-- SET TASK --
Emit the entire listing verbatim.

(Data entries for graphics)
▬▬▬

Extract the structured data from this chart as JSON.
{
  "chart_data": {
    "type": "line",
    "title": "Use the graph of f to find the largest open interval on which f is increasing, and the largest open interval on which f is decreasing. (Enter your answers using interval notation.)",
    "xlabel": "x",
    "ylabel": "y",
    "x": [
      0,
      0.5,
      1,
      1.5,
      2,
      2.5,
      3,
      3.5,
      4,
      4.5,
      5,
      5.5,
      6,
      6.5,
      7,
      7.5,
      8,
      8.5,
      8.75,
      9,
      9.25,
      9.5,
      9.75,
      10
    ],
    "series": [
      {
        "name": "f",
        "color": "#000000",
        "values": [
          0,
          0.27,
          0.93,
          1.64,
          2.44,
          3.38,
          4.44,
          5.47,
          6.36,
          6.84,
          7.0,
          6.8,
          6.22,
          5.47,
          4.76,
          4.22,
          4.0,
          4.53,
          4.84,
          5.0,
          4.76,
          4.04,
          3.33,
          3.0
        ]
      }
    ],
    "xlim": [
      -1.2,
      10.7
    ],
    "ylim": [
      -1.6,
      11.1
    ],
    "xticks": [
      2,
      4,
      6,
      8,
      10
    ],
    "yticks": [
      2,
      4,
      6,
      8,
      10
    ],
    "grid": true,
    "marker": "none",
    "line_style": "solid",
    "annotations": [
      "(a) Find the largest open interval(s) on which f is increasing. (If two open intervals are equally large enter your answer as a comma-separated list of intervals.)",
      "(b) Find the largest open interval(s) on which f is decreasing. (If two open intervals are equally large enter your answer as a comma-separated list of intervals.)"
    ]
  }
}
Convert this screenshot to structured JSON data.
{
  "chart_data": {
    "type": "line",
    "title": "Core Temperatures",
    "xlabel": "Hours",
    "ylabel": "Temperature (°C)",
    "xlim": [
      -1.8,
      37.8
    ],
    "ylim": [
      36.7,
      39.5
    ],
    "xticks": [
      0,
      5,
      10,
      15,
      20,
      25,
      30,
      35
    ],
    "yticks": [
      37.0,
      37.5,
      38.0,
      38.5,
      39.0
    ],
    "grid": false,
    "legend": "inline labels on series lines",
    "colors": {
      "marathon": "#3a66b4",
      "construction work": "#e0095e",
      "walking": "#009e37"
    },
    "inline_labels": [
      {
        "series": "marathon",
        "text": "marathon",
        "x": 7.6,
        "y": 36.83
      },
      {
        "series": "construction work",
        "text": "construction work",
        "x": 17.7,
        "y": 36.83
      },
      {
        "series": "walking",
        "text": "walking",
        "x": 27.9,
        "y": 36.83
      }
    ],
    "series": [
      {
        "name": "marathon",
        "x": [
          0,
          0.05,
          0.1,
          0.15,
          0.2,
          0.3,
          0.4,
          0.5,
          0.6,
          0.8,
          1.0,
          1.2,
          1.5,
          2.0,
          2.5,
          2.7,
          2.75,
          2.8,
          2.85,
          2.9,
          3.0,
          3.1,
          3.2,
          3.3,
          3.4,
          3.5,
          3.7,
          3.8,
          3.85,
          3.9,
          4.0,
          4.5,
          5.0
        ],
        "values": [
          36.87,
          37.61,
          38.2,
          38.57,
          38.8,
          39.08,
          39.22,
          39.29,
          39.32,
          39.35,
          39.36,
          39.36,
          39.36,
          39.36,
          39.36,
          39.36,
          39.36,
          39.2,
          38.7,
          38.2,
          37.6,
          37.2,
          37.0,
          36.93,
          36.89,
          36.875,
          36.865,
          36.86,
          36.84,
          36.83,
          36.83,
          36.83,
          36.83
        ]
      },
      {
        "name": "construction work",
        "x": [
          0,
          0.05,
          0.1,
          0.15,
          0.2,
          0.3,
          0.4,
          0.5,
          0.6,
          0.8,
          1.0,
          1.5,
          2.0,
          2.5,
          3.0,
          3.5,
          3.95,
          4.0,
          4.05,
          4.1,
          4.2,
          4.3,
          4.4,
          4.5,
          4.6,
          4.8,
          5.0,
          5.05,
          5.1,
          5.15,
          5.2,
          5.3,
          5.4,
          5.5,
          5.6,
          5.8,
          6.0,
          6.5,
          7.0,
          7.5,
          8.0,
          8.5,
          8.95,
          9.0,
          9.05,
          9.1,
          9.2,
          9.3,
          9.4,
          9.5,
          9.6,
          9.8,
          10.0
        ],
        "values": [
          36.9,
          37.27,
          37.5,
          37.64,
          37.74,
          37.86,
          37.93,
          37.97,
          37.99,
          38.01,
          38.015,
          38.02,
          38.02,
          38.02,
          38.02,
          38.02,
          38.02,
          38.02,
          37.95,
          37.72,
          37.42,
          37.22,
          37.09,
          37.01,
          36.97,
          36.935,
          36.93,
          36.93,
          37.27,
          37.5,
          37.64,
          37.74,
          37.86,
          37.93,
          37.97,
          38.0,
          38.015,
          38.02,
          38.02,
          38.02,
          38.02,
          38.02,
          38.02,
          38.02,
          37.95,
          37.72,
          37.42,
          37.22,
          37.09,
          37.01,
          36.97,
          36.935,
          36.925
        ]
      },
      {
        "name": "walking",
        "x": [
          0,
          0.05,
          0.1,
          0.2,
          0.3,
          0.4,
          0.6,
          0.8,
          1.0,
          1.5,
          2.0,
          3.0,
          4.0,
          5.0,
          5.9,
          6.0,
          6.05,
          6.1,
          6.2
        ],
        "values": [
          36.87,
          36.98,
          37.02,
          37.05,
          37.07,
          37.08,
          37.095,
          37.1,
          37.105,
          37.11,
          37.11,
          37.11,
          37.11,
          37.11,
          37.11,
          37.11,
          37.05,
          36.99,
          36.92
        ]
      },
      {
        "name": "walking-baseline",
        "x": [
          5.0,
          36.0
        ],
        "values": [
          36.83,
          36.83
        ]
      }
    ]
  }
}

▬▬▬

-- ANSWER TO THIS PROBLEM --
Extract the structured data from this chart as JSON.
{
  "chart_data": {
    "type": "line",
    "title": "Use the graph of f to find the largest open interval on which f is increasing, and the largest open interval on which f is decreasing. (Enter your answers using interval notation.)",
    "xlabel": "x",
    "ylabel": "y",
    "x": [
      0,
      0.5,
      1,
      1.5,
      2,
      2.5,
      3,
      3.5,
      4,
      4.5,
      5,
      5.5,
      6,
      6.5,
      7,
      7.5,
      8,
      8.5,
      8.75,
      9,
      9.25,
      9.5,
      9.75,
      10
    ],
    "series": [
      {
        "name": "f",
        "color": "#000000",
        "values": [
          0,
          0.27,
          0.93,
          1.64,
          2.44,
          3.38,
          4.44,
          5.47,
          6.36,
          6.84,
          7.0,
          6.8,
          6.22,
          5.47,
          4.76,
          4.22,
          4.0,
          4.53,
          4.84,
          5.0,
          4.76,
          4.04,
          3.33,
          3.0
        ]
      }
    ],
    "xlim": [
      -1.2,
      10.7
    ],
    "ylim": [
      -1.6,
      11.1
    ],
    "xticks": [
      2,
      4,
      6,
      8,
      10
    ],
    "yticks": [
      2,
      4,
      6,
      8,
      10
    ],
    "grid": true,
    "marker": "none",
    "line_style": "solid",
    "annotations": [
      "(a) Find the largest open interval(s) on which f is increasing. (If two open intervals are equally large enter your answer as a comma-separated list of intervals.)",
      "(b) Find the largest open interval(s) on which f is decreasing. (If two open intervals are equally large enter your answer as a comma-separated list of intervals.)"
    ]
  }
}
Convert this screenshot to structured JSON data.
{
  "chart_data": {
    "type": "line",
    "title": "Core Temperatures",
    "xlabel": "Hours",
    "ylabel": "Temperature (°C)",
    "xlim": [
      -1.8,
      37.8
    ],
    "ylim": [
      36.7,
      39.5
    ],
    "xticks": [
      0,
      5,
      10,
      15,
      20,
      25,
      30,
      35
    ],
    "yticks": [
      37.0,
      37.5,
      38.0,
      38.5,
      39.0
    ],
    "grid": false,
    "legend": "inline labels on series lines",
    "colors": {
      "marathon": "#3a66b4",
      "construction work": "#e0095e",
      "walking": "#009e37"
    },
    "inline_labels": [
      {
        "series": "marathon",
        "text": "marathon",
        "x": 7.6,
        "y": 36.83
      },
      {
        "series": "construction work",
        "text": "construction work",
        "x": 17.7,
        "y": 36.83
      },
      {
        "series": "walking",
        "text": "walking",
        "x": 27.9,
        "y": 36.83
      }
    ],
    "series": [
      {
        "name": "marathon",
        "x": [
          0,
          0.05,
          0.1,
          0.15,
          0.2,
          0.3,
          0.4,
          0.5,
          0.6,
          0.8,
          1.0,
          1.2,
          1.5,
          2.0,
          2.5,
          2.7,
          2.75,
          2.8,
          2.85,
          2.9,
          3.0,
          3.1,
          3.2,
          3.3,
          3.4,
          3.5,
          3.7,
          3.8,
          3.85,
          3.9,
          4.0,
          4.5,
          5.0
        ],
        "values": [
          36.87,
          37.61,
          38.2,
          38.57,
          38.8,
          39.08,
          39.22,
          39.29,
          39.32,
          39.35,
          39.36,
          39.36,
          39.36,
          39.36,
          39.36,
          39.36,
          39.36,
          39.2,
          38.7,
          38.2,
          37.6,
          37.2,
          37.0,
          36.93,
          36.89,
          36.875,
          36.865,
          36.86,
          36.84,
          36.83,
          36.83,
          36.83,
          36.83
        ]
      },
      {
        "name": "construction work",
        "x": [
          0,
          0.05,
          0.1,
          0.15,
          0.2,
          0.3,
          0.4,
          0.5,
          0.6,
          0.8,
          1.0,
          1.5,
          2.0,
          2.5,
          3.0,
          3.5,
          3.95,
          4.0,
          4.05,
          4.1,
          4.2,
          4.3,
          4.4,
          4.5,
          4.6,
          4.8,
          5.0,
          5.05,
          5.1,
          5.15,
          5.2,
          5.3,
          5.4,
          5.5,
          5.6,
          5.8,
          6.0,
          6.5,
          7.0,
          7.5,
          8.0,
          8.5,
          8.95,
          9.0,
          9.05,
          9.1,
          9.2,
          9.3,
          9.4,
          9.5,
          9.6,
          9.8,
          10.0
        ],
        "values": [
          36.9,
          37.27,
          37.5,
          37.64,
          37.74,
          37.86,
          37.93,
          37.97,
          37.99,
          38.01,
          38.015,
          38.02,
          38.02,
          38.02,
          38.02,
          38.02,
          38.02,
          38.02,
          37.95,
          37.72,
          37.42,
          37.22,
          37.09,
          37.01,
          36.97,
          36.935,
          36.93,
          36.93,
          37.27,
          37.5,
          37.64,
          37.74,
          37.86,
          37.93,
          37.97,
          38.0,
          38.015,
          38.02,
          38.02,
          38.02,
          38.02,
          38.02,
          38.02,
          38.02,
          37.95,
          37.72,
          37.42,
          37.22,
          37.09,
          37.01,
          36.97,
          36.935,
          36.925
        ]
      },
      {
        "name": "walking",
        "x": [
          0,
          0.05,
          0.1,
          0.2,
          0.3,
          0.4,
          0.6,
          0.8,
          1.0,
          1.5,
          2.0,
          3.0,
          4.0,
          5.0,
          5.9,
          6.0,
          6.05,
          6.1,
          6.2
        ],
        "values": [
          36.87,
          36.98,
          37.02,
          37.05,
          37.07,
          37.08,
          37.095,
          37.1,
          37.105,
          37.11,
          37.11,
          37.11,
          37.11,
          37.11,
          37.11,
          37.11,
          37.05,
          36.99,
          36.92
        ]
      },
      {
        "name": "walking-baseline",
        "x": [
          5.0,
          36.0
        ],
        "values": [
          36.83,
          36.83
        ]
      }
    ]
  }
}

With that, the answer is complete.